* SET PROBLEM: Go over the listing below line by line and tally those containing "applications". Give only the tally.

BEGIN ENTRIES SUPPLIED

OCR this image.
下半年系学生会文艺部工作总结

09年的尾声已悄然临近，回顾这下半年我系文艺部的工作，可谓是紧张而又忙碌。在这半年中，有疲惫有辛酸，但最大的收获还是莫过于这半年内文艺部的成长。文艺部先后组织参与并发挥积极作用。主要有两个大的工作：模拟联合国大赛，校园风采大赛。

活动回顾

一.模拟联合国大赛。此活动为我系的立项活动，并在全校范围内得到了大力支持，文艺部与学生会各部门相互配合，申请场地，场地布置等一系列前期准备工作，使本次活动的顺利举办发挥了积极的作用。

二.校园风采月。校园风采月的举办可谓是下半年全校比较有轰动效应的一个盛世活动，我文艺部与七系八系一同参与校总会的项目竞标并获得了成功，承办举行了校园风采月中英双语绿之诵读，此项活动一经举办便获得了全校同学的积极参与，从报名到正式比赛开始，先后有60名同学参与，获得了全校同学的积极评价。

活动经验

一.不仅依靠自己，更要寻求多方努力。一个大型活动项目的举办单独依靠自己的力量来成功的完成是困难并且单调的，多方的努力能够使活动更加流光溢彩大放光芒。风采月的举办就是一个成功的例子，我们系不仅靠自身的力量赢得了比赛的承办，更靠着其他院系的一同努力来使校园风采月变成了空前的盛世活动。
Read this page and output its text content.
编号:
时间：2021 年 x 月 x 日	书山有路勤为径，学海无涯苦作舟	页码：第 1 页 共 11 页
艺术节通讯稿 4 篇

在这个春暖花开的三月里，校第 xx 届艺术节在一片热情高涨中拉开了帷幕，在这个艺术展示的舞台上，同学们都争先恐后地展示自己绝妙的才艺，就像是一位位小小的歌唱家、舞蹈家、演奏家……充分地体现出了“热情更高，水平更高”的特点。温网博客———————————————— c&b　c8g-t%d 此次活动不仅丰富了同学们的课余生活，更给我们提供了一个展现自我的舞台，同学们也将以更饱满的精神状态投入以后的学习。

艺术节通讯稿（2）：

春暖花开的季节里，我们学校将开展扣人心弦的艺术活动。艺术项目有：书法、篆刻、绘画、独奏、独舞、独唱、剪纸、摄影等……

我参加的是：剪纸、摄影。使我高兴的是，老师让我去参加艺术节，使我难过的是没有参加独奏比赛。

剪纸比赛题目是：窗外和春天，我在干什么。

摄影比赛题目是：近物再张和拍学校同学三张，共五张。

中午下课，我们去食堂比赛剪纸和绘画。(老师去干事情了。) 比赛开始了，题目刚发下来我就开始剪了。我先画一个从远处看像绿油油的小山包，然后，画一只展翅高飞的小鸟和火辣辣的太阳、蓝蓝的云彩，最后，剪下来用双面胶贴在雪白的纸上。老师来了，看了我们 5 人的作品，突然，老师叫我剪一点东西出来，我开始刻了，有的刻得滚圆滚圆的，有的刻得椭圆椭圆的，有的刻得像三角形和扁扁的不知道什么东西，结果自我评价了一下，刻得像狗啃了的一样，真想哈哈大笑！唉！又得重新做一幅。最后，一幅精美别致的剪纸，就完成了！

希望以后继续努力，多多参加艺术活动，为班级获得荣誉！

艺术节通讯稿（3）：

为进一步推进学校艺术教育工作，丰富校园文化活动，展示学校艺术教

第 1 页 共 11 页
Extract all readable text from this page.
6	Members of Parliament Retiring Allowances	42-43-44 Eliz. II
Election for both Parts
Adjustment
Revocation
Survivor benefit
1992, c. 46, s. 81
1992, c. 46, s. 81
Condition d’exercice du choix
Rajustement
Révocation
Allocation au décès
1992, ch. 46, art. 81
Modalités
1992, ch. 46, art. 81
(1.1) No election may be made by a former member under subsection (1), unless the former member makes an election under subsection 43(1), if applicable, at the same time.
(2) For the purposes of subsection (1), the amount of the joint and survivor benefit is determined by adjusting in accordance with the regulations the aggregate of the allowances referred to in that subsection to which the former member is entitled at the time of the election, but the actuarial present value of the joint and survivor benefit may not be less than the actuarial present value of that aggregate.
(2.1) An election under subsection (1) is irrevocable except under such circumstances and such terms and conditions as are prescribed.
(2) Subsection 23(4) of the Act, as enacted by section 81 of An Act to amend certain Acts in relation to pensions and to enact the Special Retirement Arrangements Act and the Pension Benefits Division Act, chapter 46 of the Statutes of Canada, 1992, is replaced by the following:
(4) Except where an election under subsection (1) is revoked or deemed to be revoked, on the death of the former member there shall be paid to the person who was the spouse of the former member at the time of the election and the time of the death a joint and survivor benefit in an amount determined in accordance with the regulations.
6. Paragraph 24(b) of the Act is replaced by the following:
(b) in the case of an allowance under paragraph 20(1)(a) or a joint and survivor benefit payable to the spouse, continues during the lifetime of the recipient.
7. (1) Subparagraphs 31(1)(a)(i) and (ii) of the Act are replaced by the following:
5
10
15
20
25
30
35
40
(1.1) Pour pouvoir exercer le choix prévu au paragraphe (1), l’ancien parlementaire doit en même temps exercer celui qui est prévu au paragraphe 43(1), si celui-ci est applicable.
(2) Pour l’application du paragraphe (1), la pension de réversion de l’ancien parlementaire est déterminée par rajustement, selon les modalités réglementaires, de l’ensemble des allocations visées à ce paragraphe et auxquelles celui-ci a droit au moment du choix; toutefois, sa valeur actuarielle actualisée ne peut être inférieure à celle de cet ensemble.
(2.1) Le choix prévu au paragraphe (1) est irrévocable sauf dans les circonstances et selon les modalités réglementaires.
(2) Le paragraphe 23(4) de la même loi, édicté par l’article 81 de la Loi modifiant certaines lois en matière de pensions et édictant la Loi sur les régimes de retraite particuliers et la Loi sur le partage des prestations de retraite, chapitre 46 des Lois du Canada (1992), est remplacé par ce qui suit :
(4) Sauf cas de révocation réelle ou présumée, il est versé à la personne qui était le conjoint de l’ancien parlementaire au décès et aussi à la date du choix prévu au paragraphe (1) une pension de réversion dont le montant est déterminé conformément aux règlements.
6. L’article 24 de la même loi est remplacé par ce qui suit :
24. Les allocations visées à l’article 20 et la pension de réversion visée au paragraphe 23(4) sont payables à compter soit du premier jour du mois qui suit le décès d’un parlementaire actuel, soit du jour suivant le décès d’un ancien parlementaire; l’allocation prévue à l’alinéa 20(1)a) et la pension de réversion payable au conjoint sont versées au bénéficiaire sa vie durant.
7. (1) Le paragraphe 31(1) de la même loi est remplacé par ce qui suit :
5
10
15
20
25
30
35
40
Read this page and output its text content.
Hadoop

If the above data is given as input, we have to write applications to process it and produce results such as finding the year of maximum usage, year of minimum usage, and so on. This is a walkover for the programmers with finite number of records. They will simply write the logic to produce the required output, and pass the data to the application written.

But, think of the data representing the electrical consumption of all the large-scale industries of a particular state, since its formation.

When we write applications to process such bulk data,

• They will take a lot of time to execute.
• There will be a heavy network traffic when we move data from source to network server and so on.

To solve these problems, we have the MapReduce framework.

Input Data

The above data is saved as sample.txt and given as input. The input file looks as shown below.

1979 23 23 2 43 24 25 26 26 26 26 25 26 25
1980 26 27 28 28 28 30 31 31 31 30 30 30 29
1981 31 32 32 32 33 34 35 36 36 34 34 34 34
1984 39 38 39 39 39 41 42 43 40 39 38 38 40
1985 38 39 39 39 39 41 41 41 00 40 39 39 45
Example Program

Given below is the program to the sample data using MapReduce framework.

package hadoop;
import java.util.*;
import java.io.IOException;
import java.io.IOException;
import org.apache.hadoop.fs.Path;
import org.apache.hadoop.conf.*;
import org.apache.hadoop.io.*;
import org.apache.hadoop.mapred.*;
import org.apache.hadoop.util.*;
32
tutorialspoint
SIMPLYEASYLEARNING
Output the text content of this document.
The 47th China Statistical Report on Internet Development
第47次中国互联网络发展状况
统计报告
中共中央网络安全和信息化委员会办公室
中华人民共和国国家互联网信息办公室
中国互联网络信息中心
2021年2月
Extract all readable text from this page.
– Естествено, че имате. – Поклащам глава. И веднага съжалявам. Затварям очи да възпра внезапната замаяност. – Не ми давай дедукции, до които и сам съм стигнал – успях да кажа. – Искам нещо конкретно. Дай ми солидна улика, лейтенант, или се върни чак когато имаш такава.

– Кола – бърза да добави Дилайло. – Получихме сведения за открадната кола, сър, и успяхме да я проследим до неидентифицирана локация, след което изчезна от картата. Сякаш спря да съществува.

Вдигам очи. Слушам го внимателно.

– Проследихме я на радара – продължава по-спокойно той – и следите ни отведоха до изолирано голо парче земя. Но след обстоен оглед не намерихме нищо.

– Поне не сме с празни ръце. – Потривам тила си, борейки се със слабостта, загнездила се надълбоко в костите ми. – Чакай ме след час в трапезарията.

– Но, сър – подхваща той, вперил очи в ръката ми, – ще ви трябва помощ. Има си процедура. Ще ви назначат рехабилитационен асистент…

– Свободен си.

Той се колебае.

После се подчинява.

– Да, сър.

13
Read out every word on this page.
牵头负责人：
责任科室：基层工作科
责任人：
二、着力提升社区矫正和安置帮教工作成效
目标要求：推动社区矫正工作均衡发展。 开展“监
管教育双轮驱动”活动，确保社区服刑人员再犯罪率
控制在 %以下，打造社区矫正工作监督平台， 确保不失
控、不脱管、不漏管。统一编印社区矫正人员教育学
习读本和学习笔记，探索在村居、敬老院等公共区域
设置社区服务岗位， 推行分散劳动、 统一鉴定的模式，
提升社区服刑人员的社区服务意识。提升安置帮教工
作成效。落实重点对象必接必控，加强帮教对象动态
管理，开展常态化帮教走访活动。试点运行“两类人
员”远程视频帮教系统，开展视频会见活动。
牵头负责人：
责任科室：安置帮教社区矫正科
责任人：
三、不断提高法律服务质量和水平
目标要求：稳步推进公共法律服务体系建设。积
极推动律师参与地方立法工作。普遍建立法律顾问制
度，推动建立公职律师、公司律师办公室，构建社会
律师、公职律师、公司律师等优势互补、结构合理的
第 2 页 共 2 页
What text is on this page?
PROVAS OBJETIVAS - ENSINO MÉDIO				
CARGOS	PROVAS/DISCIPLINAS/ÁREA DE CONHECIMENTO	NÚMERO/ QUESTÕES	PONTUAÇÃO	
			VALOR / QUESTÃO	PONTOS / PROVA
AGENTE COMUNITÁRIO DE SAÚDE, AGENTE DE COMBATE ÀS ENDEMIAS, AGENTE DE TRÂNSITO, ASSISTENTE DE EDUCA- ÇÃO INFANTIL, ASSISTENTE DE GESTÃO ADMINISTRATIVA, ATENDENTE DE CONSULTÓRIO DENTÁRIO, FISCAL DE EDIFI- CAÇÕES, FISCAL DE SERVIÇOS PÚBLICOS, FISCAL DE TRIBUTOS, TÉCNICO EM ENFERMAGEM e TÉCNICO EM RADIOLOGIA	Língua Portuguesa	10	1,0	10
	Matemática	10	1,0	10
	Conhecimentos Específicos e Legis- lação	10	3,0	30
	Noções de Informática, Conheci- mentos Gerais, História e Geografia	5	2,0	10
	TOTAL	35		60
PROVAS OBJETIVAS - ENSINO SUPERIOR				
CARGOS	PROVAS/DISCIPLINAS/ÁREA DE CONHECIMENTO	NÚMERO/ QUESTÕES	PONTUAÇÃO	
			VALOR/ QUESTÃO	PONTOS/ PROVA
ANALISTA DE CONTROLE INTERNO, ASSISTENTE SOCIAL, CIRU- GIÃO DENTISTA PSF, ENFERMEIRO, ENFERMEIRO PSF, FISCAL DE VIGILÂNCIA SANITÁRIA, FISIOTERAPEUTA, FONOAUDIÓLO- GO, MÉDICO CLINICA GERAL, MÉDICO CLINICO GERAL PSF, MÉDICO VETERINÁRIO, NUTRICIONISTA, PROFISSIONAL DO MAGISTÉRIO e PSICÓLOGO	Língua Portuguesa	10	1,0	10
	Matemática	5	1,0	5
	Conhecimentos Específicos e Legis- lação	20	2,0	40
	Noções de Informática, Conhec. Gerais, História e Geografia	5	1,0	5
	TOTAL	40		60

END ENTRIES SUPPLIED

* EXPECTED ANSWER: 2